=== Short problem ===
Output the data that follows exactly, line for line.

--- start Records for this task ---

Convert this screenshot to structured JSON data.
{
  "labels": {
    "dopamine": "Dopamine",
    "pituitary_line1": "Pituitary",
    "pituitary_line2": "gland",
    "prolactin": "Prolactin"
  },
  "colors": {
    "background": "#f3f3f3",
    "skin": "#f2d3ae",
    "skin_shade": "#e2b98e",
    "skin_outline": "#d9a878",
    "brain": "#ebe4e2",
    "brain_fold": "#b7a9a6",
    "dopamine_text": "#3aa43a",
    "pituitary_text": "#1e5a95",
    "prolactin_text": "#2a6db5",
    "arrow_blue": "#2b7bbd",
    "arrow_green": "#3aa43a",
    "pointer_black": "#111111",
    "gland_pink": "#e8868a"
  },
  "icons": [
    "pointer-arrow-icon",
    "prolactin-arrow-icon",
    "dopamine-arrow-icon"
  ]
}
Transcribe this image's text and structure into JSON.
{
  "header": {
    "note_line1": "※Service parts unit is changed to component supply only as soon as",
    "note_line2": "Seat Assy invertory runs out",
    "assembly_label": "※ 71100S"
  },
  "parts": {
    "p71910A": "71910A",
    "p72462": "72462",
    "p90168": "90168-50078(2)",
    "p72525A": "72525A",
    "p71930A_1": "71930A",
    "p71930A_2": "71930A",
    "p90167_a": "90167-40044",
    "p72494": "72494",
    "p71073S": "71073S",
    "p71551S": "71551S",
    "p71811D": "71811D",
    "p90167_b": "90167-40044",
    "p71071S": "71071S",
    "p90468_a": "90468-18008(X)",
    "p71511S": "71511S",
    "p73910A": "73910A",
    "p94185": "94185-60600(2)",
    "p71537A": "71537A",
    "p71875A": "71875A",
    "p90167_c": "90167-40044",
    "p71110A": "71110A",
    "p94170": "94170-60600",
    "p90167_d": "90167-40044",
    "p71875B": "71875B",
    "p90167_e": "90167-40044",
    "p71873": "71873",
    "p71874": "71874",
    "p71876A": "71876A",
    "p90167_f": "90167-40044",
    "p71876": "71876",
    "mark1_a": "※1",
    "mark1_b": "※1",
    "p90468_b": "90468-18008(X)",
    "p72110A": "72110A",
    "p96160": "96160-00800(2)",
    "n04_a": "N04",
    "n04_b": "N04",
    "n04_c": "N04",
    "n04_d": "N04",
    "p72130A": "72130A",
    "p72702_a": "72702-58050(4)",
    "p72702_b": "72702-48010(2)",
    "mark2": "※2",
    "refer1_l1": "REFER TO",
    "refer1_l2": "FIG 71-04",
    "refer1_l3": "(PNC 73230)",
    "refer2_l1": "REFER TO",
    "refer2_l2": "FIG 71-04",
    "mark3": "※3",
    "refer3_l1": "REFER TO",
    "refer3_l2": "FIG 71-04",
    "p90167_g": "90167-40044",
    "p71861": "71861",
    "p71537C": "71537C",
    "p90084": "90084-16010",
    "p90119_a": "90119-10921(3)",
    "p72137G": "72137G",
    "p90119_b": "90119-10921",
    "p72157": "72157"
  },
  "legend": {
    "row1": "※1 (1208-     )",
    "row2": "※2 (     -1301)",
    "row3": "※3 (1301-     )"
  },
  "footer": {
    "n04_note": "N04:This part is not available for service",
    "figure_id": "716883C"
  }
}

--- end Records for this task ---

=== Result ===
Convert this screenshot to structured JSON data.
{
  "labels": {
    "dopamine": "Dopamine",
    "pituitary_line1": "Pituitary",
    "pituitary_line2": "gland",
    "prolactin": "Prolactin"
  },
  "colors": {
    "background": "#f3f3f3",
    "skin": "#f2d3ae",
    "skin_shade": "#e2b98e",
    "skin_outline": "#d9a878",
    "brain": "#ebe4e2",
    "brain_fold": "#b7a9a6",
    "dopamine_text": "#3aa43a",
    "pituitary_text": "#1e5a95",
    "prolactin_text": "#2a6db5",
    "arrow_blue": "#2b7bbd",
    "arrow_green": "#3aa43a",
    "pointer_black": "#111111",
    "gland_pink": "#e8868a"
  },
  "icons": [
    "pointer-arrow-icon",
    "prolactin-arrow-icon",
    "dopamine-arrow-icon"
  ]
}
Transcribe this image's text and structure into JSON.
{
  "header": {
    "note_line1": "※Service parts unit is changed to component supply only as soon as",
    "note_line2": "Seat Assy invertory runs out",
    "assembly_label": "※ 71100S"
  },
  "parts": {
    "p71910A": "71910A",
    "p72462": "72462",
    "p90168": "90168-50078(2)",
    "p72525A": "72525A",
    "p71930A_1": "71930A",
    "p71930A_2": "71930A",
    "p90167_a": "90167-40044",
    "p72494": "72494",
    "p71073S": "71073S",
    "p71551S": "71551S",
    "p71811D": "71811D",
    "p90167_b": "90167-40044",
    "p71071S": "71071S",
    "p90468_a": "90468-18008(X)",
    "p71511S": "71511S",
    "p73910A": "73910A",
    "p94185": "94185-60600(2)",
    "p71537A": "71537A",
    "p71875A": "71875A",
    "p90167_c": "90167-40044",
    "p71110A": "71110A",
    "p94170": "94170-60600",
    "p90167_d": "90167-40044",
    "p71875B": "71875B",
    "p90167_e": "90167-40044",
    "p71873": "71873",
    "p71874": "71874",
    "p71876A": "71876A",
    "p90167_f": "90167-40044",
    "p71876": "71876",
    "mark1_a": "※1",
    "mark1_b": "※1",
    "p90468_b": "90468-18008(X)",
    "p72110A": "72110A",
    "p96160": "96160-00800(2)",
    "n04_a": "N04",
    "n04_b": "N04",
    "n04_c": "N04",
    "n04_d": "N04",
    "p72130A": "72130A",
    "p72702_a": "72702-58050(4)",
    "p72702_b": "72702-48010(2)",
    "mark2": "※2",
    "refer1_l1": "REFER TO",
    "refer1_l2": "FIG 71-04",
    "refer1_l3": "(PNC 73230)",
    "refer2_l1": "REFER TO",
    "refer2_l2": "FIG 71-04",
    "mark3": "※3",
    "refer3_l1": "REFER TO",
    "refer3_l2": "FIG 71-04",
    "p90167_g": "90167-40044",
    "p71861": "71861",
    "p71537C": "71537C",
    "p90084": "90084-16010",
    "p90119_a": "90119-10921(3)",
    "p72137G": "72137G",
    "p90119_b": "90119-10921",
    "p72157": "72157"
  },
  "legend": {
    "row1": "※1 (1208-     )",
    "row2": "※2 (     -1301)",
    "row3": "※3 (1301-     )"
  },
  "footer": {
    "n04_note": "N04:This part is not available for service",
    "figure_id": "716883C"
  }
}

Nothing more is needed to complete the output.